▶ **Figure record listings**
#####

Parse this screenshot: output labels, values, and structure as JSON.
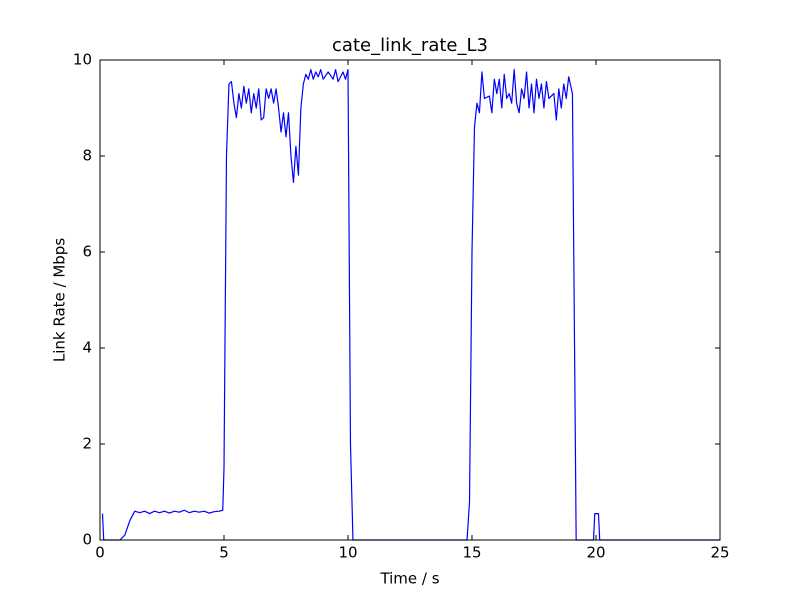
{
  "chart_data": {
    "type": "line",
    "title": "cate_link_rate_L3",
    "x_label": "Time / s",
    "y_label": "Link Rate / Mbps",
    "color": "#0000ff",
    "grid": false,
    "xlim": [
      0,
      25
    ],
    "ylim": [
      0,
      10
    ],
    "xticks": [
      0,
      5,
      10,
      15,
      20,
      25
    ],
    "yticks": [
      0,
      2,
      4,
      6,
      8,
      10
    ],
    "x": [
      0.1,
      0.15,
      0.8,
      1.0,
      1.2,
      1.4,
      1.6,
      1.8,
      2.0,
      2.2,
      2.4,
      2.6,
      2.8,
      3.0,
      3.2,
      3.4,
      3.6,
      3.8,
      4.0,
      4.2,
      4.4,
      4.6,
      4.8,
      4.95,
      5.0,
      5.1,
      5.2,
      5.3,
      5.4,
      5.5,
      5.6,
      5.7,
      5.8,
      5.9,
      6.0,
      6.1,
      6.2,
      6.3,
      6.4,
      6.5,
      6.6,
      6.7,
      6.8,
      6.9,
      7.0,
      7.1,
      7.2,
      7.3,
      7.4,
      7.5,
      7.6,
      7.7,
      7.8,
      7.9,
      8.0,
      8.1,
      8.2,
      8.3,
      8.4,
      8.5,
      8.6,
      8.7,
      8.8,
      8.9,
      9.0,
      9.2,
      9.4,
      9.5,
      9.6,
      9.8,
      9.9,
      10.0,
      10.1,
      10.2,
      14.8,
      14.9,
      15.0,
      15.1,
      15.2,
      15.3,
      15.4,
      15.5,
      15.7,
      15.8,
      15.9,
      16.0,
      16.1,
      16.2,
      16.3,
      16.4,
      16.5,
      16.6,
      16.7,
      16.8,
      16.9,
      17.0,
      17.1,
      17.2,
      17.3,
      17.4,
      17.5,
      17.6,
      17.7,
      17.8,
      17.9,
      18.0,
      18.1,
      18.3,
      18.4,
      18.5,
      18.6,
      18.7,
      18.8,
      18.9,
      19.05,
      19.2,
      19.9,
      19.95,
      20.1,
      20.15,
      25
    ],
    "values": [
      0.55,
      0,
      0,
      0.1,
      0.4,
      0.6,
      0.57,
      0.6,
      0.55,
      0.6,
      0.57,
      0.6,
      0.56,
      0.6,
      0.58,
      0.62,
      0.57,
      0.6,
      0.58,
      0.6,
      0.56,
      0.59,
      0.6,
      0.62,
      1.5,
      8.0,
      9.5,
      9.55,
      9.1,
      8.8,
      9.3,
      9.0,
      9.45,
      9.1,
      9.4,
      8.9,
      9.3,
      9.0,
      9.4,
      8.75,
      8.8,
      9.4,
      9.2,
      9.4,
      9.1,
      9.4,
      9.0,
      8.5,
      8.9,
      8.4,
      8.9,
      8.0,
      7.45,
      8.2,
      7.6,
      9.0,
      9.5,
      9.7,
      9.6,
      9.8,
      9.6,
      9.75,
      9.65,
      9.8,
      9.6,
      9.75,
      9.6,
      9.8,
      9.55,
      9.75,
      9.6,
      9.8,
      2.0,
      0,
      0,
      0.8,
      6.0,
      8.6,
      9.1,
      8.9,
      9.75,
      9.2,
      9.25,
      8.9,
      9.6,
      9.3,
      9.6,
      9.0,
      9.7,
      9.2,
      9.3,
      9.1,
      9.8,
      9.1,
      8.9,
      9.4,
      9.2,
      9.75,
      9.0,
      9.5,
      8.9,
      9.6,
      9.2,
      9.5,
      9.0,
      9.55,
      9.2,
      9.3,
      8.75,
      9.4,
      9.0,
      9.5,
      9.2,
      9.65,
      9.3,
      0,
      0,
      0.55,
      0.55,
      0,
      0
    ]
  }
}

#####

▶ **What to work on**
Repeat the full listing above exactly, with no pictures in the copy.

▶ **Expected answer**
Parse this screenshot: output labels, values, and structure as JSON.
{
  "chart_data": {
    "type": "line",
    "title": "cate_link_rate_L3",
    "x_label": "Time / s",
    "y_label": "Link Rate / Mbps",
    "color": "#0000ff",
    "grid": false,
    "xlim": [
      0,
      25
    ],
    "ylim": [
      0,
      10
    ],
    "xticks": [
      0,
      5,
      10,
      15,
      20,
      25
    ],
    "yticks": [
      0,
      2,
      4,
      6,
      8,
      10
    ],
    "x": [
      0.1,
      0.15,
      0.8,
      1.0,
      1.2,
      1.4,
      1.6,
      1.8,
      2.0,
      2.2,
      2.4,
      2.6,
      2.8,
      3.0,
      3.2,
      3.4,
      3.6,
      3.8,
      4.0,
      4.2,
      4.4,
      4.6,
      4.8,
      4.95,
      5.0,
      5.1,
      5.2,
      5.3,
      5.4,
      5.5,
      5.6,
      5.7,
      5.8,
      5.9,
      6.0,
      6.1,
      6.2,
      6.3,
      6.4,
      6.5,
      6.6,
      6.7,
      6.8,
      6.9,
      7.0,
      7.1,
      7.2,
      7.3,
      7.4,
      7.5,
      7.6,
      7.7,
      7.8,
      7.9,
      8.0,
      8.1,
      8.2,
      8.3,
      8.4,
      8.5,
      8.6,
      8.7,
      8.8,
      8.9,
      9.0,
      9.2,
      9.4,
      9.5,
      9.6,
      9.8,
      9.9,
      10.0,
      10.1,
      10.2,
      14.8,
      14.9,
      15.0,
      15.1,
      15.2,
      15.3,
      15.4,
      15.5,
      15.7,
      15.8,
      15.9,
      16.0,
      16.1,
      16.2,
      16.3,
      16.4,
      16.5,
      16.6,
      16.7,
      16.8,
      16.9,
      17.0,
      17.1,
      17.2,
      17.3,
      17.4,
      17.5,
      17.6,
      17.7,
      17.8,
      17.9,
      18.0,
      18.1,
      18.3,
      18.4,
      18.5,
      18.6,
      18.7,
      18.8,
      18.9,
      19.05,
      19.2,
      19.9,
      19.95,
      20.1,
      20.15,
      25
    ],
    "values": [
      0.55,
      0,
      0,
      0.1,
      0.4,
      0.6,
      0.57,
      0.6,
      0.55,
      0.6,
      0.57,
      0.6,
      0.56,
      0.6,
      0.58,
      0.62,
      0.57,
      0.6,
      0.58,
      0.6,
      0.56,
      0.59,
      0.6,
      0.62,
      1.5,
      8.0,
      9.5,
      9.55,
      9.1,
      8.8,
      9.3,
      9.0,
      9.45,
      9.1,
      9.4,
      8.9,
      9.3,
      9.0,
      9.4,
      8.75,
      8.8,
      9.4,
      9.2,
      9.4,
      9.1,
      9.4,
      9.0,
      8.5,
      8.9,
      8.4,
      8.9,
      8.0,
      7.45,
      8.2,
      7.6,
      9.0,
      9.5,
      9.7,
      9.6,
      9.8,
      9.6,
      9.75,
      9.65,
      9.8,
      9.6,
      9.75,
      9.6,
      9.8,
      9.55,
      9.75,
      9.6,
      9.8,
      2.0,
      0,
      0,
      0.8,
      6.0,
      8.6,
      9.1,
      8.9,
      9.75,
      9.2,
      9.25,
      8.9,
      9.6,
      9.3,
      9.6,
      9.0,
      9.7,
      9.2,
      9.3,
      9.1,
      9.8,
      9.1,
      8.9,
      9.4,
      9.2,
      9.75,
      9.0,
      9.5,
      8.9,
      9.6,
      9.2,
      9.5,
      9.0,
      9.55,
      9.2,
      9.3,
      8.75,
      9.4,
      9.0,
      9.5,
      9.2,
      9.65,
      9.3,
      0,
      0,
      0.55,
      0.55,
      0,
      0
    ]
  }
}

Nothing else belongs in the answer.